[Data entries]
******************************

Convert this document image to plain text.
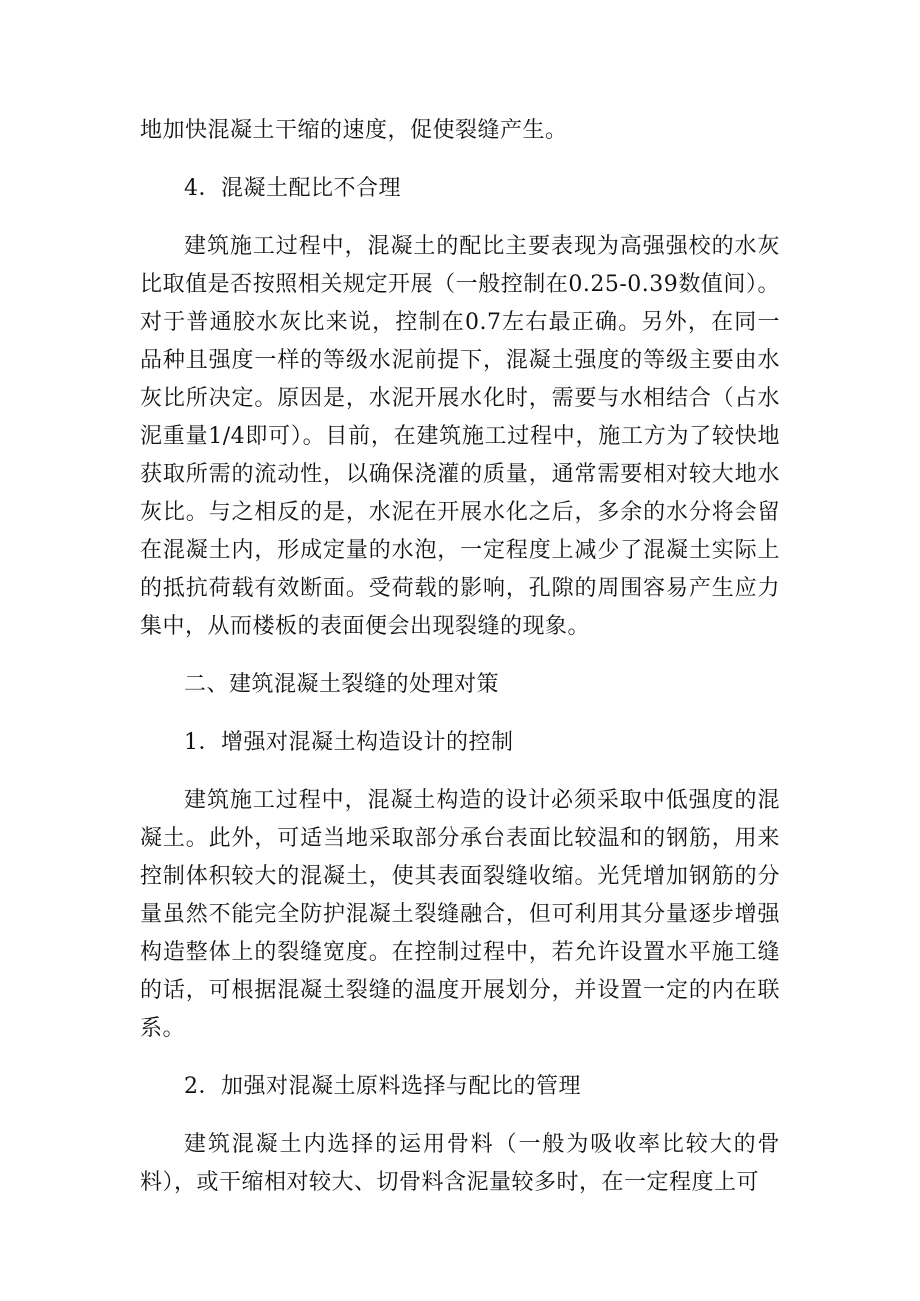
地加快混凝土干缩的速度，促使裂缝产生。

4．混凝土配比不合理

建筑施工过程中，混凝土的配比主要表现为高强强校的水灰比取值是否按照相关规定开展（一般控制在0.25-0.39数值间）。对于普通胶水灰比来说，控制在0.7左右最正确。另外，在同一品种且强度一样的等级水泥前提下，混凝土强度的等级主要由水灰比所决定。原因是，水泥开展水化时，需要与水相结合（占水泥重量1/4即可）。目前，在建筑施工过程中，施工方为了较快地获取所需的流动性，以确保浇灌的质量，通常需要相对较大地水灰比。与之相反的是，水泥在开展水化之后，多余的水分将会留在混凝土内，形成定量的水泡，一定程度上减少了混凝土实际上的抵抗荷载有效断面。受荷载的影响，孔隙的周围容易产生应力集中，从而楼板的表面便会出现裂缝的现象。

二、建筑混凝土裂缝的处理对策

1．增强对混凝土构造设计的控制

建筑施工过程中，混凝土构造的设计必须采取中低强度的混凝土。此外，可适当地采取部分承台表面比较温和的钢筋，用来控制体积较大的混凝土，使其表面裂缝收缩。光凭增加钢筋的分量虽然不能完全防护混凝土裂缝融合，但可利用其分量逐步增强构造整体上的裂缝宽度。在控制过程中，若允许设置水平施工缝的话，可根据混凝土裂缝的温度开展划分，并设置一定的内在联系。

2．加强对混凝土原料选择与配比的管理

建筑混凝土内选择的运用骨料（一般为吸收率比较大的骨料），或干缩相对较大、切骨料含泥量较多时，在一定程度上可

******************************

**Task**
Copy out the listing exactly as it stands, but not the pictures.

**Result**
Convert this document image to plain text.
地加快混凝土干缩的速度，促使裂缝产生。

4．混凝土配比不合理

建筑施工过程中，混凝土的配比主要表现为高强强校的水灰比取值是否按照相关规定开展（一般控制在0.25-0.39数值间）。对于普通胶水灰比来说，控制在0.7左右最正确。另外，在同一品种且强度一样的等级水泥前提下，混凝土强度的等级主要由水灰比所决定。原因是，水泥开展水化时，需要与水相结合（占水泥重量1/4即可）。目前，在建筑施工过程中，施工方为了较快地获取所需的流动性，以确保浇灌的质量，通常需要相对较大地水灰比。与之相反的是，水泥在开展水化之后，多余的水分将会留在混凝土内，形成定量的水泡，一定程度上减少了混凝土实际上的抵抗荷载有效断面。受荷载的影响，孔隙的周围容易产生应力集中，从而楼板的表面便会出现裂缝的现象。

二、建筑混凝土裂缝的处理对策

1．增强对混凝土构造设计的控制

建筑施工过程中，混凝土构造的设计必须采取中低强度的混凝土。此外，可适当地采取部分承台表面比较温和的钢筋，用来控制体积较大的混凝土，使其表面裂缝收缩。光凭增加钢筋的分量虽然不能完全防护混凝土裂缝融合，但可利用其分量逐步增强构造整体上的裂缝宽度。在控制过程中，若允许设置水平施工缝的话，可根据混凝土裂缝的温度开展划分，并设置一定的内在联系。

2．加强对混凝土原料选择与配比的管理

建筑混凝土内选择的运用骨料（一般为吸收率比较大的骨料），或干缩相对较大、切骨料含泥量较多时，在一定程度上可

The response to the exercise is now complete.